State how many lines in these records contain the word "that", and nothing else.

##########

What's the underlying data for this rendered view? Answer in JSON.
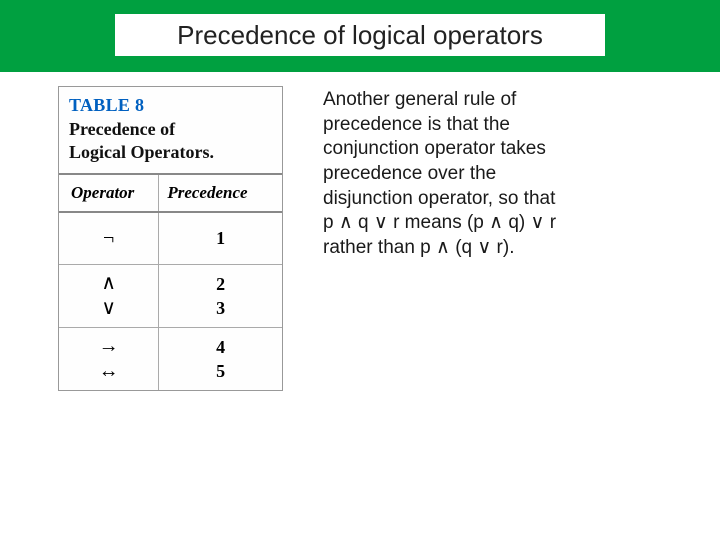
{
  "header": {
    "band_color": "#00a040",
    "title": "Precedence of logical operators"
  },
  "table": {
    "label": "TABLE 8",
    "title_line1": "Precedence of",
    "title_line2": "Logical Operators.",
    "head_op": "Operator",
    "head_prec": "Precedence",
    "rows": [
      {
        "ops": [
          "¬"
        ],
        "precs": [
          "1"
        ]
      },
      {
        "ops": [
          "∧",
          "∨"
        ],
        "precs": [
          "2",
          "3"
        ]
      },
      {
        "ops": [
          "→",
          "↔"
        ],
        "precs": [
          "4",
          "5"
        ]
      }
    ]
  },
  "paragraph": {
    "l1": "Another general rule of",
    "l2": "precedence is that the",
    "l3": "conjunction operator takes",
    "l4": "precedence over the",
    "l5": "disjunction operator, so that",
    "l6": "p ∧ q ∨ r means (p ∧ q) ∨ r",
    "l7": "rather than p ∧ (q ∨ r)."
  }
}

##########

• Final result: 2